→ **Set problem**
Sort through the entries below and pull out lines containing the word "rock".

>>>>

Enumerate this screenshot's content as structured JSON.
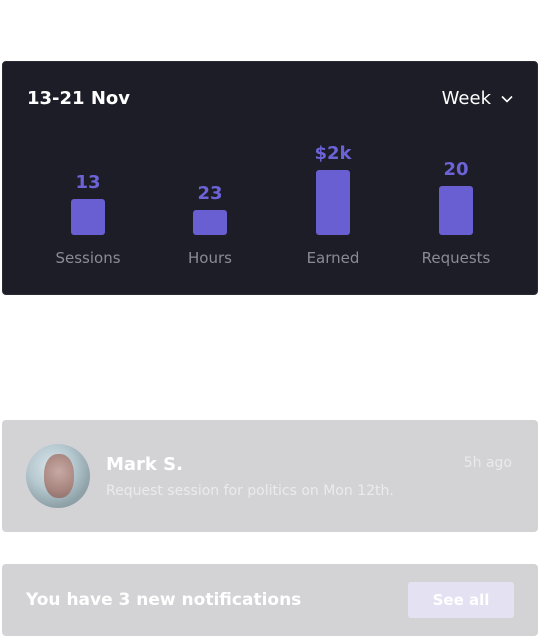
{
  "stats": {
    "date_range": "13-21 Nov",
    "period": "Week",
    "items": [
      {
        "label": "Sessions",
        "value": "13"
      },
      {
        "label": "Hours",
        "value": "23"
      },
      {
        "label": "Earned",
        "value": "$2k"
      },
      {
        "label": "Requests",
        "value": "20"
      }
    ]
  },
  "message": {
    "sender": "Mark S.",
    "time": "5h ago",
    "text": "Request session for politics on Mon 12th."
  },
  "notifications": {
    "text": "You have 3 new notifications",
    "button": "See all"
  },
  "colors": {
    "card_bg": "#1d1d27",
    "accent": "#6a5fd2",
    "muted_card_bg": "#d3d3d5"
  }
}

<<<<
>>>>

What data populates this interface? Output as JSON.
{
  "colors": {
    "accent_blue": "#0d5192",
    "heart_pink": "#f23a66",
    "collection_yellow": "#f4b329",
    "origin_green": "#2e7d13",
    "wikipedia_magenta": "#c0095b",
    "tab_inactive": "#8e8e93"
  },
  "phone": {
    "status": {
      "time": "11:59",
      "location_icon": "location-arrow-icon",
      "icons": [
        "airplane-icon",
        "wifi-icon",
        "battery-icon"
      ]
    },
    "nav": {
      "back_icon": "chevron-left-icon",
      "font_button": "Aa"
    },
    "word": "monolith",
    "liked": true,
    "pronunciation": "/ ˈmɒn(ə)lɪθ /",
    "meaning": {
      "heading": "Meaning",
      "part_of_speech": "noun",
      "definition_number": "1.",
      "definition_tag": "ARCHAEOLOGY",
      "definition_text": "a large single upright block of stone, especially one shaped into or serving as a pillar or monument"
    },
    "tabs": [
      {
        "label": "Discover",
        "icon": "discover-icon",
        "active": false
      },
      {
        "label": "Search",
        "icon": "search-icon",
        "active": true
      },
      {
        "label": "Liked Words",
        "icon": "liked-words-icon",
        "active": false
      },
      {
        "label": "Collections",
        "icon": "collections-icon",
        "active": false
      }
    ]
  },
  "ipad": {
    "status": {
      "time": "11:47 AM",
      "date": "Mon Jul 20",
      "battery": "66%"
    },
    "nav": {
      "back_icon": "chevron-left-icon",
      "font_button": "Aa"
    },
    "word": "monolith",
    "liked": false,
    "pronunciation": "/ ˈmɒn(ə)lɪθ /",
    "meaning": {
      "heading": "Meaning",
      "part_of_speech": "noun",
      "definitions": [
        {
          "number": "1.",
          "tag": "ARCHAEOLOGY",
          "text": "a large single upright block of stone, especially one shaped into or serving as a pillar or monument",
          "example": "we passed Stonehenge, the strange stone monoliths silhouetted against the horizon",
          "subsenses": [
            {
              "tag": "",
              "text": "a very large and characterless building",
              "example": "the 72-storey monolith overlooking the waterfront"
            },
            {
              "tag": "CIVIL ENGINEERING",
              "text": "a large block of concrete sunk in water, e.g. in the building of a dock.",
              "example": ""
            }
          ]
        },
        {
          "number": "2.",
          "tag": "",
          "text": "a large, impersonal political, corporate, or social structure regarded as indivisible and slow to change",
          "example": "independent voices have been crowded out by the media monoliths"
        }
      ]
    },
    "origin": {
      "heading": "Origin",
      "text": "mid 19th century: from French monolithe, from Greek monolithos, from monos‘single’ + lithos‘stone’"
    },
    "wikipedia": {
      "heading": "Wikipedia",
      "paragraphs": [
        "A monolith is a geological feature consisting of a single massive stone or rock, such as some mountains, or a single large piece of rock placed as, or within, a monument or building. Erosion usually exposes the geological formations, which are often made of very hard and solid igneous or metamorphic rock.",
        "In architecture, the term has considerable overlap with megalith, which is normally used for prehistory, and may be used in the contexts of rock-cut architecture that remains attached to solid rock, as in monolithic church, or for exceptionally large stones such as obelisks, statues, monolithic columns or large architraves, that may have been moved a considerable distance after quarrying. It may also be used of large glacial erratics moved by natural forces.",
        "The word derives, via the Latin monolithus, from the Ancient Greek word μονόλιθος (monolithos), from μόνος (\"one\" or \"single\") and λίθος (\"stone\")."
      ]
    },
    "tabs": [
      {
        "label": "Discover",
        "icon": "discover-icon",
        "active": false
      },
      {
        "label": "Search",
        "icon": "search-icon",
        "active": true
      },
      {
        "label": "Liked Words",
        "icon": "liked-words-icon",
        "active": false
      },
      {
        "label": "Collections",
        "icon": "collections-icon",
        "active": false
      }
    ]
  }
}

<<<<
>>>>

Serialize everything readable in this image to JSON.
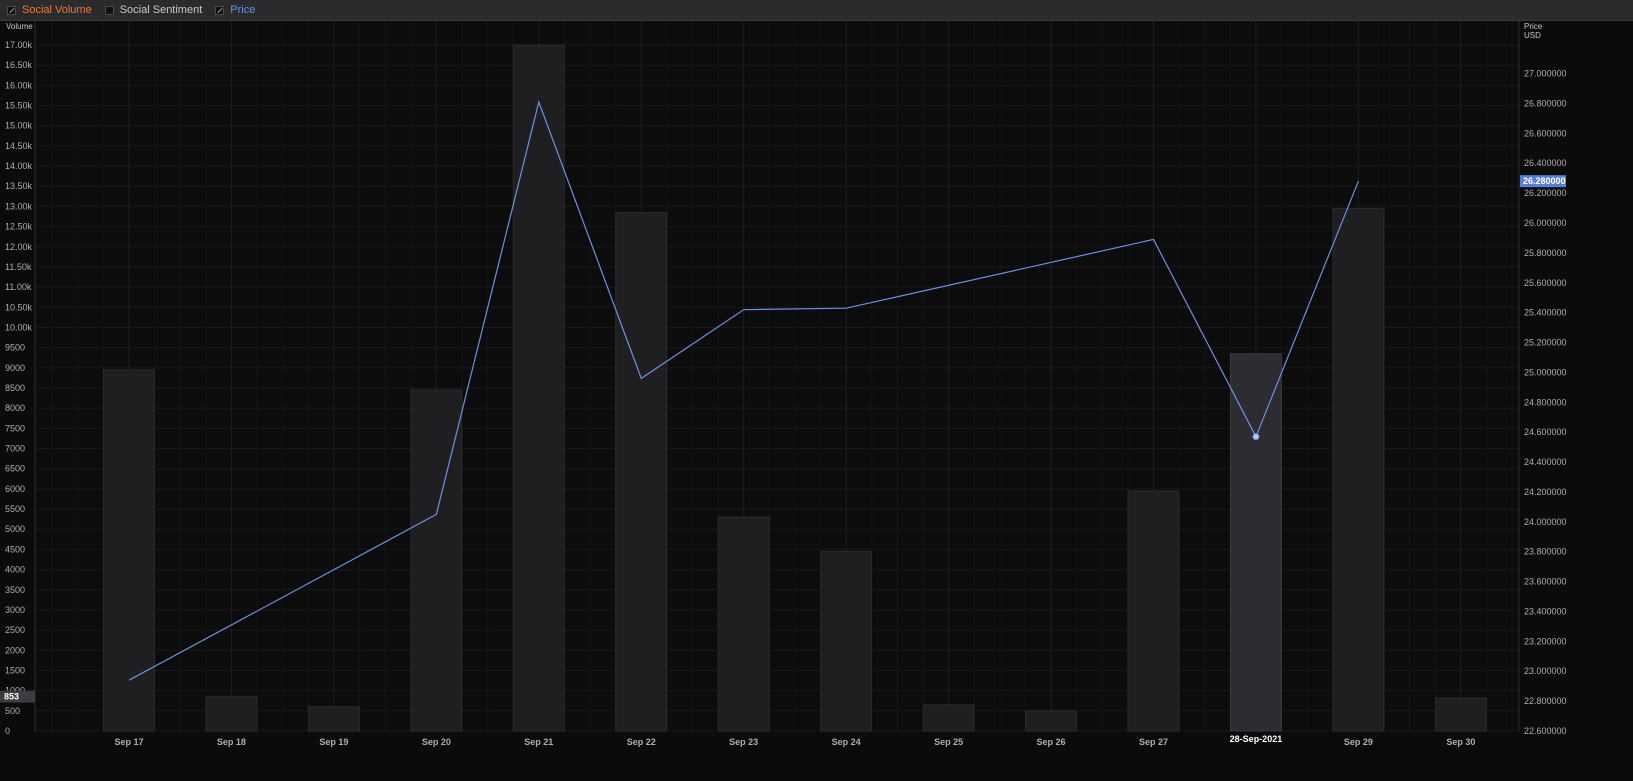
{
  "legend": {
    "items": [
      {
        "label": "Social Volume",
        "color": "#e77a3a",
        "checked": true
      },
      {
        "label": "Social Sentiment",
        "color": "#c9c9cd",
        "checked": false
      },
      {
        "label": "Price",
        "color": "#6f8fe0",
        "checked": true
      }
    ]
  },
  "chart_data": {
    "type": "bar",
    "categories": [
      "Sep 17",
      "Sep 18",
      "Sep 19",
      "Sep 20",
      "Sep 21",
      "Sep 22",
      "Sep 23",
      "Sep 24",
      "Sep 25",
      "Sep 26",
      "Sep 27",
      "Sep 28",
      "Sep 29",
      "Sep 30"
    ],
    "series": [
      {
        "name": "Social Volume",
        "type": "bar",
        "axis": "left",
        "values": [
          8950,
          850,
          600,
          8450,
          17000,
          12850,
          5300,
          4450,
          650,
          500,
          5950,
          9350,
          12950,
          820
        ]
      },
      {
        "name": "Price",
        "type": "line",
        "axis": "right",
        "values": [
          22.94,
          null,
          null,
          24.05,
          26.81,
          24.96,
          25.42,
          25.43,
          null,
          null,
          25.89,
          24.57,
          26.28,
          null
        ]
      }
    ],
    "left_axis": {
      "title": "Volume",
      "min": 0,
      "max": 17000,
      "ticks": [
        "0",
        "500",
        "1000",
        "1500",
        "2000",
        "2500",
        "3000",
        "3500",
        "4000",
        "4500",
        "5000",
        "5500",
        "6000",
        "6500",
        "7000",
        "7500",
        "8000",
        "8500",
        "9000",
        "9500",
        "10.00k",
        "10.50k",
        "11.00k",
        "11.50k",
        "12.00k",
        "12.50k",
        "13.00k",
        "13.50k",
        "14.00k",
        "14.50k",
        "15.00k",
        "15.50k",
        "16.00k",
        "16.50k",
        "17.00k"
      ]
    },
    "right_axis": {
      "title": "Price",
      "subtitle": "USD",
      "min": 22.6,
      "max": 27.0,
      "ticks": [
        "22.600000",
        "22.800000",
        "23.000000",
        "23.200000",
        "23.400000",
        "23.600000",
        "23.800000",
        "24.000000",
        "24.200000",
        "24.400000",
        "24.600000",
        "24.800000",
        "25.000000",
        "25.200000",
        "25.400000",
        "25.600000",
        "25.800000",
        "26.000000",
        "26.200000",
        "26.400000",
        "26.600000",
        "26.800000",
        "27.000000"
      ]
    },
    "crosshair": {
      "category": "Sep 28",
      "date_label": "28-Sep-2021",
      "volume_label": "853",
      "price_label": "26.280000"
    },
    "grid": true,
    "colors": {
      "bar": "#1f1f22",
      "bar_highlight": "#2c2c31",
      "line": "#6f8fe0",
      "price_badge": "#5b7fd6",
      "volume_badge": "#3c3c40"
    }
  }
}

<<<<

→ **Solved problem**
        "A monolith is a geological feature consisting of a single massive stone or rock, such as some mountains, or a single large piece of rock placed as, or within, a monument or building. Erosion usually exposes the geological formations, which are often made of very hard and solid igneous or metamorphic rock.",
        "In architecture, the term has considerable overlap with megalith, which is normally used for prehistory, and may be used in the contexts of rock-cut architecture that remains attached to solid rock, as in monolithic church, or for exceptionally large stones such as obelisks, statues, monolithic columns or large architraves, that may have been moved a considerable distance after quarrying. It may also be used of large glacial erratics moved by natural forces.",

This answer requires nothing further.